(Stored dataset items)
**********

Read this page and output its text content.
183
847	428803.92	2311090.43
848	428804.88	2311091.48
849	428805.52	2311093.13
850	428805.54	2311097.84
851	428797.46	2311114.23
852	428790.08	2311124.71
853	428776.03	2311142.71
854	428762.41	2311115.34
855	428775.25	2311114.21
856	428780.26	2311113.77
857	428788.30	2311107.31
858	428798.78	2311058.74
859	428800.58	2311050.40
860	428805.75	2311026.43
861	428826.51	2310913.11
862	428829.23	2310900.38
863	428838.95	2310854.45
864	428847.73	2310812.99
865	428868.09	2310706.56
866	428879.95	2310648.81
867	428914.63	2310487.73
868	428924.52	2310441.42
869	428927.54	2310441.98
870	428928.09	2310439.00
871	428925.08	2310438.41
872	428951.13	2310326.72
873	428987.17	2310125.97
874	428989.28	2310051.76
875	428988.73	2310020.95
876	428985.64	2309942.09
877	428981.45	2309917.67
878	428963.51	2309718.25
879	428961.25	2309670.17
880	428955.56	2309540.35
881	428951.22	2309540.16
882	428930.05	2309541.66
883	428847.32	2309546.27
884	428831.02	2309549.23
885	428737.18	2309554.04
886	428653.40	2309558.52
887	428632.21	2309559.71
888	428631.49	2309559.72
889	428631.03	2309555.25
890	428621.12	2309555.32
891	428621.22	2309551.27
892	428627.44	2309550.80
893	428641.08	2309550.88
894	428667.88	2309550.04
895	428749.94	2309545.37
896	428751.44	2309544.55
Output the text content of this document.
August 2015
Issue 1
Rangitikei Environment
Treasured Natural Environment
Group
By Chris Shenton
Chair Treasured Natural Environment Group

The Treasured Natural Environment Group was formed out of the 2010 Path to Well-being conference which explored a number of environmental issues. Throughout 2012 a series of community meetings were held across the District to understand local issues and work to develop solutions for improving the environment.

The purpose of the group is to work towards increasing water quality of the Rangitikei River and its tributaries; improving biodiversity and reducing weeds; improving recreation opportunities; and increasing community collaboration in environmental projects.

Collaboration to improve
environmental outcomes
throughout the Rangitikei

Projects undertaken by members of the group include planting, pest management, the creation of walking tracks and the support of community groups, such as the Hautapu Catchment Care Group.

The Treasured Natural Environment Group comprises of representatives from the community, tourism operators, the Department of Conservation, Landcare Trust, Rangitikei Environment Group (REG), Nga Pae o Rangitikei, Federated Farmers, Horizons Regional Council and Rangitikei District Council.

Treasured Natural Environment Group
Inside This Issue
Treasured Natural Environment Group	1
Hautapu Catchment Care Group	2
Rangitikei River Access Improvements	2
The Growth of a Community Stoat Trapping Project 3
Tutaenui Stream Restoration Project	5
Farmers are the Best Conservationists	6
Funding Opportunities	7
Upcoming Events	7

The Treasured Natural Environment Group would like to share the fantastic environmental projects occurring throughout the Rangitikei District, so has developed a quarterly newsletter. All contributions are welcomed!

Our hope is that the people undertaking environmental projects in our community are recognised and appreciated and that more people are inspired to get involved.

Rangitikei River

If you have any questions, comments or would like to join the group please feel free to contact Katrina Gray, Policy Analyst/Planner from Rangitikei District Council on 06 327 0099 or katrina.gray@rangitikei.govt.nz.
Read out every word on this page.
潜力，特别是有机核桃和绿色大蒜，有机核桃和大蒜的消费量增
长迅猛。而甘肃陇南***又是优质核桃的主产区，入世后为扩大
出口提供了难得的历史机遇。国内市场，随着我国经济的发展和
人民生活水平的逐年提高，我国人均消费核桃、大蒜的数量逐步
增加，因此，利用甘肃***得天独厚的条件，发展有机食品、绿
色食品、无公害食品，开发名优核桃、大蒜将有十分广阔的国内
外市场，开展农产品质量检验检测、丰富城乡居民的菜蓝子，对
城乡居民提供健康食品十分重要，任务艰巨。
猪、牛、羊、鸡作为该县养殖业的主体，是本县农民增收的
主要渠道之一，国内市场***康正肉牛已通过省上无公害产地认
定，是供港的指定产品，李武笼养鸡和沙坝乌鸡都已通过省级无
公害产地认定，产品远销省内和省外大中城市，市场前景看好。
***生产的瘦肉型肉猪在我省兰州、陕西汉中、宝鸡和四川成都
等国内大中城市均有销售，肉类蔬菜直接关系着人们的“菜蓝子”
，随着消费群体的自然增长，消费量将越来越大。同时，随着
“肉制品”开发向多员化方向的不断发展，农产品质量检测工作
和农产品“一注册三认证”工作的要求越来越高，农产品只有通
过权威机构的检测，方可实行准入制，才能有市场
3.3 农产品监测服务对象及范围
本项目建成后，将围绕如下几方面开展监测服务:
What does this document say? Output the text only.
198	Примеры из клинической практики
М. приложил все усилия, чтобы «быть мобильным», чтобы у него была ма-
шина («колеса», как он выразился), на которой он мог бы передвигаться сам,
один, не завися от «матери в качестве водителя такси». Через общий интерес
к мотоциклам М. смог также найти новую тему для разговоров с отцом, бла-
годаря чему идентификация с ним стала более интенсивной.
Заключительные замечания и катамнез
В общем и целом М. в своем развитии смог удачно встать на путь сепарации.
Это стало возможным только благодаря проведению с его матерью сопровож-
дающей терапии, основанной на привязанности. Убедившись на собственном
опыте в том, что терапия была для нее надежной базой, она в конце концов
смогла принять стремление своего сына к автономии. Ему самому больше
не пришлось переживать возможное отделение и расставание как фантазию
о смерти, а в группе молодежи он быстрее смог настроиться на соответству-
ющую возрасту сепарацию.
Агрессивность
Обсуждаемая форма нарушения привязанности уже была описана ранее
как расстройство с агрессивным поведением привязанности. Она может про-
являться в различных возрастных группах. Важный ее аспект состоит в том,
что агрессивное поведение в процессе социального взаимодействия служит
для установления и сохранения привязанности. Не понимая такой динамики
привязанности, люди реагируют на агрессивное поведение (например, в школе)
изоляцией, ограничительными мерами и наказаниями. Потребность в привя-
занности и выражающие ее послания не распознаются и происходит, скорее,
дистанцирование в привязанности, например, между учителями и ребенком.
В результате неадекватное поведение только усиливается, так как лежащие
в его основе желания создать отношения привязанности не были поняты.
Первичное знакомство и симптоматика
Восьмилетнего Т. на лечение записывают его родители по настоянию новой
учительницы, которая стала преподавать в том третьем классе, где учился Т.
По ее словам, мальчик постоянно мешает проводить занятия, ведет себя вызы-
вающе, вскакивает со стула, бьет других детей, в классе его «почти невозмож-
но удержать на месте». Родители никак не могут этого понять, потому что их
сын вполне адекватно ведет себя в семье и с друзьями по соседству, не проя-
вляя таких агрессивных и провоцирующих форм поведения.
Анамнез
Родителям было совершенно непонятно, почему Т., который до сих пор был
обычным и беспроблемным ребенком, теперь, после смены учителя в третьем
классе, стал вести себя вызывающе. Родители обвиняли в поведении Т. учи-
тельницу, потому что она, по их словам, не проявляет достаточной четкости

**********

- TO DO -
Set all of the entries down again, exactly as they were given.

- OUTPUT OF THE TASK -
Read this page and output its text content.
183
847	428803.92	2311090.43
848	428804.88	2311091.48
849	428805.52	2311093.13
850	428805.54	2311097.84
851	428797.46	2311114.23
852	428790.08	2311124.71
853	428776.03	2311142.71
854	428762.41	2311115.34
855	428775.25	2311114.21
856	428780.26	2311113.77
857	428788.30	2311107.31
858	428798.78	2311058.74
859	428800.58	2311050.40
860	428805.75	2311026.43
861	428826.51	2310913.11
862	428829.23	2310900.38
863	428838.95	2310854.45
864	428847.73	2310812.99
865	428868.09	2310706.56
866	428879.95	2310648.81
867	428914.63	2310487.73
868	428924.52	2310441.42
869	428927.54	2310441.98
870	428928.09	2310439.00
871	428925.08	2310438.41
872	428951.13	2310326.72
873	428987.17	2310125.97
874	428989.28	2310051.76
875	428988.73	2310020.95
876	428985.64	2309942.09
877	428981.45	2309917.67
878	428963.51	2309718.25
879	428961.25	2309670.17
880	428955.56	2309540.35
881	428951.22	2309540.16
882	428930.05	2309541.66
883	428847.32	2309546.27
884	428831.02	2309549.23
885	428737.18	2309554.04
886	428653.40	2309558.52
887	428632.21	2309559.71
888	428631.49	2309559.72
889	428631.03	2309555.25
890	428621.12	2309555.32
891	428621.22	2309551.27
892	428627.44	2309550.80
893	428641.08	2309550.88
894	428667.88	2309550.04
895	428749.94	2309545.37
896	428751.44	2309544.55
Output the text content of this document.
August 2015
Issue 1
Rangitikei Environment
Treasured Natural Environment
Group
By Chris Shenton
Chair Treasured Natural Environment Group

The Treasured Natural Environment Group was formed out of the 2010 Path to Well-being conference which explored a number of environmental issues. Throughout 2012 a series of community meetings were held across the District to understand local issues and work to develop solutions for improving the environment.

The purpose of the group is to work towards increasing water quality of the Rangitikei River and its tributaries; improving biodiversity and reducing weeds; improving recreation opportunities; and increasing community collaboration in environmental projects.

Collaboration to improve
environmental outcomes
throughout the Rangitikei

Projects undertaken by members of the group include planting, pest management, the creation of walking tracks and the support of community groups, such as the Hautapu Catchment Care Group.

The Treasured Natural Environment Group comprises of representatives from the community, tourism operators, the Department of Conservation, Landcare Trust, Rangitikei Environment Group (REG), Nga Pae o Rangitikei, Federated Farmers, Horizons Regional Council and Rangitikei District Council.

Treasured Natural Environment Group
Inside This Issue
Treasured Natural Environment Group	1
Hautapu Catchment Care Group	2
Rangitikei River Access Improvements	2
The Growth of a Community Stoat Trapping Project 3
Tutaenui Stream Restoration Project	5
Farmers are the Best Conservationists	6
Funding Opportunities	7
Upcoming Events	7

The Treasured Natural Environment Group would like to share the fantastic environmental projects occurring throughout the Rangitikei District, so has developed a quarterly newsletter. All contributions are welcomed!

Our hope is that the people undertaking environmental projects in our community are recognised and appreciated and that more people are inspired to get involved.

Rangitikei River

If you have any questions, comments or would like to join the group please feel free to contact Katrina Gray, Policy Analyst/Planner from Rangitikei District Council on 06 327 0099 or katrina.gray@rangitikei.govt.nz.
Read out every word on this page.
潜力，特别是有机核桃和绿色大蒜，有机核桃和大蒜的消费量增
长迅猛。而甘肃陇南***又是优质核桃的主产区，入世后为扩大
出口提供了难得的历史机遇。国内市场，随着我国经济的发展和
人民生活水平的逐年提高，我国人均消费核桃、大蒜的数量逐步
增加，因此，利用甘肃***得天独厚的条件，发展有机食品、绿
色食品、无公害食品，开发名优核桃、大蒜将有十分广阔的国内
外市场，开展农产品质量检验检测、丰富城乡居民的菜蓝子，对
城乡居民提供健康食品十分重要，任务艰巨。
猪、牛、羊、鸡作为该县养殖业的主体，是本县农民增收的
主要渠道之一，国内市场***康正肉牛已通过省上无公害产地认
定，是供港的指定产品，李武笼养鸡和沙坝乌鸡都已通过省级无
公害产地认定，产品远销省内和省外大中城市，市场前景看好。
***生产的瘦肉型肉猪在我省兰州、陕西汉中、宝鸡和四川成都
等国内大中城市均有销售，肉类蔬菜直接关系着人们的“菜蓝子”
，随着消费群体的自然增长，消费量将越来越大。同时，随着
“肉制品”开发向多员化方向的不断发展，农产品质量检测工作
和农产品“一注册三认证”工作的要求越来越高，农产品只有通
过权威机构的检测，方可实行准入制，才能有市场
3.3 农产品监测服务对象及范围
本项目建成后，将围绕如下几方面开展监测服务:
What does this document say? Output the text only.
198	Примеры из клинической практики
М. приложил все усилия, чтобы «быть мобильным», чтобы у него была ма-
шина («колеса», как он выразился), на которой он мог бы передвигаться сам,
один, не завися от «матери в качестве водителя такси». Через общий интерес
к мотоциклам М. смог также найти новую тему для разговоров с отцом, бла-
годаря чему идентификация с ним стала более интенсивной.
Заключительные замечания и катамнез
В общем и целом М. в своем развитии смог удачно встать на путь сепарации.
Это стало возможным только благодаря проведению с его матерью сопровож-
дающей терапии, основанной на привязанности. Убедившись на собственном
опыте в том, что терапия была для нее надежной базой, она в конце концов
смогла принять стремление своего сына к автономии. Ему самому больше
не пришлось переживать возможное отделение и расставание как фантазию
о смерти, а в группе молодежи он быстрее смог настроиться на соответству-
ющую возрасту сепарацию.
Агрессивность
Обсуждаемая форма нарушения привязанности уже была описана ранее
как расстройство с агрессивным поведением привязанности. Она может про-
являться в различных возрастных группах. Важный ее аспект состоит в том,
что агрессивное поведение в процессе социального взаимодействия служит
для установления и сохранения привязанности. Не понимая такой динамики
привязанности, люди реагируют на агрессивное поведение (например, в школе)
изоляцией, ограничительными мерами и наказаниями. Потребность в привя-
занности и выражающие ее послания не распознаются и происходит, скорее,
дистанцирование в привязанности, например, между учителями и ребенком.
В результате неадекватное поведение только усиливается, так как лежащие
в его основе желания создать отношения привязанности не были поняты.
Первичное знакомство и симптоматика
Восьмилетнего Т. на лечение записывают его родители по настоянию новой
учительницы, которая стала преподавать в том третьем классе, где учился Т.
По ее словам, мальчик постоянно мешает проводить занятия, ведет себя вызы-
вающе, вскакивает со стула, бьет других детей, в классе его «почти невозмож-
но удержать на месте». Родители никак не могут этого понять, потому что их
сын вполне адекватно ведет себя в семье и с друзьями по соседству, не проя-
вляя таких агрессивных и провоцирующих форм поведения.
Анамнез
Родителям было совершенно непонятно, почему Т., который до сих пор был
обычным и беспроблемным ребенком, теперь, после смены учителя в третьем
классе, стал вести себя вызывающе. Родители обвиняли в поведении Т. учи-
тельницу, потому что она, по их словам, не проявляет достаточной четкости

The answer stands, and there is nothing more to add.